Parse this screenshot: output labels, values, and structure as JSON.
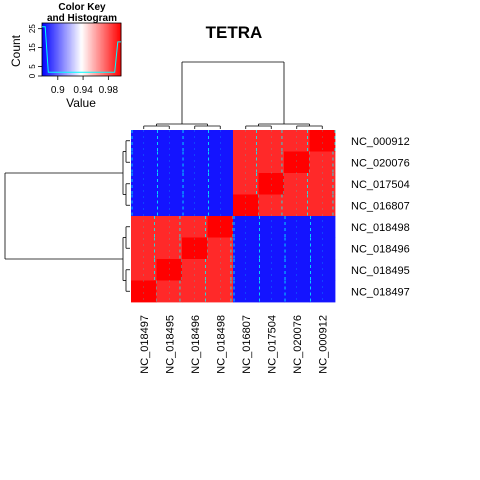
{
  "chart_data": {
    "type": "heatmap",
    "title": "TETRA",
    "row_labels": [
      "NC_000912",
      "NC_020076",
      "NC_017504",
      "NC_016807",
      "NC_018498",
      "NC_018496",
      "NC_018495",
      "NC_018497"
    ],
    "col_labels": [
      "NC_018497",
      "NC_018495",
      "NC_018496",
      "NC_018498",
      "NC_016807",
      "NC_017504",
      "NC_020076",
      "NC_000912"
    ],
    "values": [
      [
        0.88,
        0.88,
        0.88,
        0.88,
        0.99,
        0.99,
        0.99,
        1.0
      ],
      [
        0.88,
        0.88,
        0.88,
        0.88,
        0.99,
        0.99,
        1.0,
        0.99
      ],
      [
        0.88,
        0.88,
        0.88,
        0.88,
        0.99,
        1.0,
        0.99,
        0.99
      ],
      [
        0.88,
        0.88,
        0.88,
        0.88,
        1.0,
        0.99,
        0.99,
        0.99
      ],
      [
        0.99,
        0.99,
        0.99,
        1.0,
        0.88,
        0.88,
        0.88,
        0.88
      ],
      [
        0.99,
        0.99,
        1.0,
        0.99,
        0.88,
        0.88,
        0.88,
        0.88
      ],
      [
        0.99,
        1.0,
        0.99,
        0.99,
        0.88,
        0.88,
        0.88,
        0.88
      ],
      [
        1.0,
        0.99,
        0.99,
        0.99,
        0.88,
        0.88,
        0.88,
        0.88
      ]
    ],
    "colors": {
      "low": "#0000ff",
      "mid": "#ffffff",
      "high": "#ff0000",
      "trace": "#00ffff"
    },
    "color_key": {
      "title_line1": "Color Key",
      "title_line2": "and Histogram",
      "xlabel": "Value",
      "ylabel": "Count",
      "x_ticks": [
        "0.9",
        "0.94",
        "0.98"
      ],
      "x_tick_values": [
        0.9,
        0.94,
        0.98
      ],
      "y_ticks": [
        "0",
        "5",
        "15",
        "25"
      ],
      "y_tick_values": [
        0,
        5,
        15,
        25
      ],
      "value_range": [
        0.875,
        1.0
      ],
      "count_range": [
        0,
        28
      ]
    }
  }
}
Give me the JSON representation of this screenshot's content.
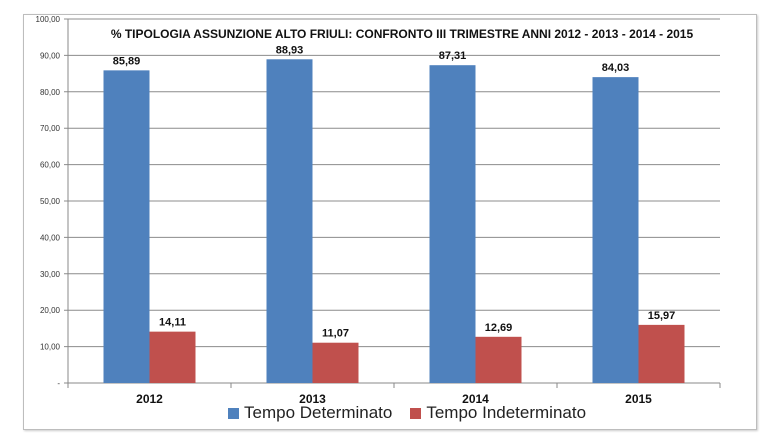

# Short task
Pull out every line in the data above that has the word "screenshot".

# Solution to this task
Parse this screenshot: output labels, values, and structure as JSON.
Give me the JSON representation of this screenshot's content.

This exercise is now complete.